Dataset items
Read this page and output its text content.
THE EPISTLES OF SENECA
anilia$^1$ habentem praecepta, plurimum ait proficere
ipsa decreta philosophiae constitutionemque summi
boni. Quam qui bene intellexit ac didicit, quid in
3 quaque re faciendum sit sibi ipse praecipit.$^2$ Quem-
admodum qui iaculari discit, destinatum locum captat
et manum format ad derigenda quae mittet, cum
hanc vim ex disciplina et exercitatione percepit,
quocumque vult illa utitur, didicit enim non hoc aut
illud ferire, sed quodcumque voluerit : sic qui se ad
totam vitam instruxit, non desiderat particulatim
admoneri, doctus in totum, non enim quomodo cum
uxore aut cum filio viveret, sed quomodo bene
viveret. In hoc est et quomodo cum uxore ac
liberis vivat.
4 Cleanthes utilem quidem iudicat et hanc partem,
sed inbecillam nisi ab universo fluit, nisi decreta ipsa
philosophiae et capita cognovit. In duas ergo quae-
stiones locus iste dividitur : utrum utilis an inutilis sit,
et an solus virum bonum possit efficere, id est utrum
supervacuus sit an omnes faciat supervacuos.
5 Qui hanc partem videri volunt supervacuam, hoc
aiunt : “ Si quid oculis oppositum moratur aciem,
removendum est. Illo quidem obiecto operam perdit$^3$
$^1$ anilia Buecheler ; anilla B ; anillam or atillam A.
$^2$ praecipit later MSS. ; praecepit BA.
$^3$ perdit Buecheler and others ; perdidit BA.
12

▶ [Written problem]:
Reproduce the material above exactly; please quote every line of it.

▶ [Response to this exercise]:
Read this page and output its text content.
THE EPISTLES OF SENECA
anilia$^1$ habentem praecepta, plurimum ait proficere
ipsa decreta philosophiae constitutionemque summi
boni. Quam qui bene intellexit ac didicit, quid in
3 quaque re faciendum sit sibi ipse praecipit.$^2$ Quem-
admodum qui iaculari discit, destinatum locum captat
et manum format ad derigenda quae mittet, cum
hanc vim ex disciplina et exercitatione percepit,
quocumque vult illa utitur, didicit enim non hoc aut
illud ferire, sed quodcumque voluerit : sic qui se ad
totam vitam instruxit, non desiderat particulatim
admoneri, doctus in totum, non enim quomodo cum
uxore aut cum filio viveret, sed quomodo bene
viveret. In hoc est et quomodo cum uxore ac
liberis vivat.
4 Cleanthes utilem quidem iudicat et hanc partem,
sed inbecillam nisi ab universo fluit, nisi decreta ipsa
philosophiae et capita cognovit. In duas ergo quae-
stiones locus iste dividitur : utrum utilis an inutilis sit,
et an solus virum bonum possit efficere, id est utrum
supervacuus sit an omnes faciat supervacuos.
5 Qui hanc partem videri volunt supervacuam, hoc
aiunt : “ Si quid oculis oppositum moratur aciem,
removendum est. Illo quidem obiecto operam perdit$^3$
$^1$ anilia Buecheler ; anilla B ; anillam or atillam A.
$^2$ praecipit later MSS. ; praecepit BA.
$^3$ perdit Buecheler and others ; perdidit BA.
12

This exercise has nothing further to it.